# Items start

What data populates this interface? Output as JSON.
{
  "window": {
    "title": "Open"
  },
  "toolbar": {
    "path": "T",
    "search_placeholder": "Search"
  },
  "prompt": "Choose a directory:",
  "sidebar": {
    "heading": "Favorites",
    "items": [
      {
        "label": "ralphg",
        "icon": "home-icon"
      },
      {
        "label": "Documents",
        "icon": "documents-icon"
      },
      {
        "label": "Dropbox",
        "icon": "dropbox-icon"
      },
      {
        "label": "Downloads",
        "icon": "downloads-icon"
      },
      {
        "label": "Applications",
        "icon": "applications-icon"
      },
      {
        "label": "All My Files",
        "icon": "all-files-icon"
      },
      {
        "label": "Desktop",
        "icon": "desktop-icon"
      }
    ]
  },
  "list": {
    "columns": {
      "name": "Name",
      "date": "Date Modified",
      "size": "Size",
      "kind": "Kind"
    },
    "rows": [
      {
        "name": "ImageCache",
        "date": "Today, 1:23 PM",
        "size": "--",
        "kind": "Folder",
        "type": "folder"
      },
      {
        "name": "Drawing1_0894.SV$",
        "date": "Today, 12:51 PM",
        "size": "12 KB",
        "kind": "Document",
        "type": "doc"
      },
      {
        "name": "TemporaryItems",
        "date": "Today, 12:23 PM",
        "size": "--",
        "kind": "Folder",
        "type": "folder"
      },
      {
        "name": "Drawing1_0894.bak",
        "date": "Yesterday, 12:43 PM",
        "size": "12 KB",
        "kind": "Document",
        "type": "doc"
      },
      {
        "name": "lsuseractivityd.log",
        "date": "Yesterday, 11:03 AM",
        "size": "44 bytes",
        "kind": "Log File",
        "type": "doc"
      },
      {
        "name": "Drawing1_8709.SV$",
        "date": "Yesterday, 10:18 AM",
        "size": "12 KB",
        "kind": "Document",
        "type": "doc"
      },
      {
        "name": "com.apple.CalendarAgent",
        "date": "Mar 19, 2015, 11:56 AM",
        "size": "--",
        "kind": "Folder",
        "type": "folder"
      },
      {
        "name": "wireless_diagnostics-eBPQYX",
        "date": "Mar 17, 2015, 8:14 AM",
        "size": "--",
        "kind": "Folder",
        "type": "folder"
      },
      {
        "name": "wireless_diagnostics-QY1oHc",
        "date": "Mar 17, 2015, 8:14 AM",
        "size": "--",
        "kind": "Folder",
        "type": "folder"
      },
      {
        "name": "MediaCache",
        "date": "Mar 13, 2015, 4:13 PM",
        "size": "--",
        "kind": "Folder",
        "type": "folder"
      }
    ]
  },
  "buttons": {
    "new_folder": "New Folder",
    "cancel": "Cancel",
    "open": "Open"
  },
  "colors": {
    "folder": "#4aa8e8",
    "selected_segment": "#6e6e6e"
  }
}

# Items end

Retype the listing above in full, with no alterations.

*Exercise answer*:
What data populates this interface? Output as JSON.
{
  "window": {
    "title": "Open"
  },
  "toolbar": {
    "path": "T",
    "search_placeholder": "Search"
  },
  "prompt": "Choose a directory:",
  "sidebar": {
    "heading": "Favorites",
    "items": [
      {
        "label": "ralphg",
        "icon": "home-icon"
      },
      {
        "label": "Documents",
        "icon": "documents-icon"
      },
      {
        "label": "Dropbox",
        "icon": "dropbox-icon"
      },
      {
        "label": "Downloads",
        "icon": "downloads-icon"
      },
      {
        "label": "Applications",
        "icon": "applications-icon"
      },
      {
        "label": "All My Files",
        "icon": "all-files-icon"
      },
      {
        "label": "Desktop",
        "icon": "desktop-icon"
      }
    ]
  },
  "list": {
    "columns": {
      "name": "Name",
      "date": "Date Modified",
      "size": "Size",
      "kind": "Kind"
    },
    "rows": [
      {
        "name": "ImageCache",
        "date": "Today, 1:23 PM",
        "size": "--",
        "kind": "Folder",
        "type": "folder"
      },
      {
        "name": "Drawing1_0894.SV$",
        "date": "Today, 12:51 PM",
        "size": "12 KB",
        "kind": "Document",
        "type": "doc"
      },
      {
        "name": "TemporaryItems",
        "date": "Today, 12:23 PM",
        "size": "--",
        "kind": "Folder",
        "type": "folder"
      },
      {
        "name": "Drawing1_0894.bak",
        "date": "Yesterday, 12:43 PM",
        "size": "12 KB",
        "kind": "Document",
        "type": "doc"
      },
      {
        "name": "lsuseractivityd.log",
        "date": "Yesterday, 11:03 AM",
        "size": "44 bytes",
        "kind": "Log File",
        "type": "doc"
      },
      {
        "name": "Drawing1_8709.SV$",
        "date": "Yesterday, 10:18 AM",
        "size": "12 KB",
        "kind": "Document",
        "type": "doc"
      },
      {
        "name": "com.apple.CalendarAgent",
        "date": "Mar 19, 2015, 11:56 AM",
        "size": "--",
        "kind": "Folder",
        "type": "folder"
      },
      {
        "name": "wireless_diagnostics-eBPQYX",
        "date": "Mar 17, 2015, 8:14 AM",
        "size": "--",
        "kind": "Folder",
        "type": "folder"
      },
      {
        "name": "wireless_diagnostics-QY1oHc",
        "date": "Mar 17, 2015, 8:14 AM",
        "size": "--",
        "kind": "Folder",
        "type": "folder"
      },
      {
        "name": "MediaCache",
        "date": "Mar 13, 2015, 4:13 PM",
        "size": "--",
        "kind": "Folder",
        "type": "folder"
      }
    ]
  },
  "buttons": {
    "new_folder": "New Folder",
    "cancel": "Cancel",
    "open": "Open"
  },
  "colors": {
    "folder": "#4aa8e8",
    "selected_segment": "#6e6e6e"
  }
}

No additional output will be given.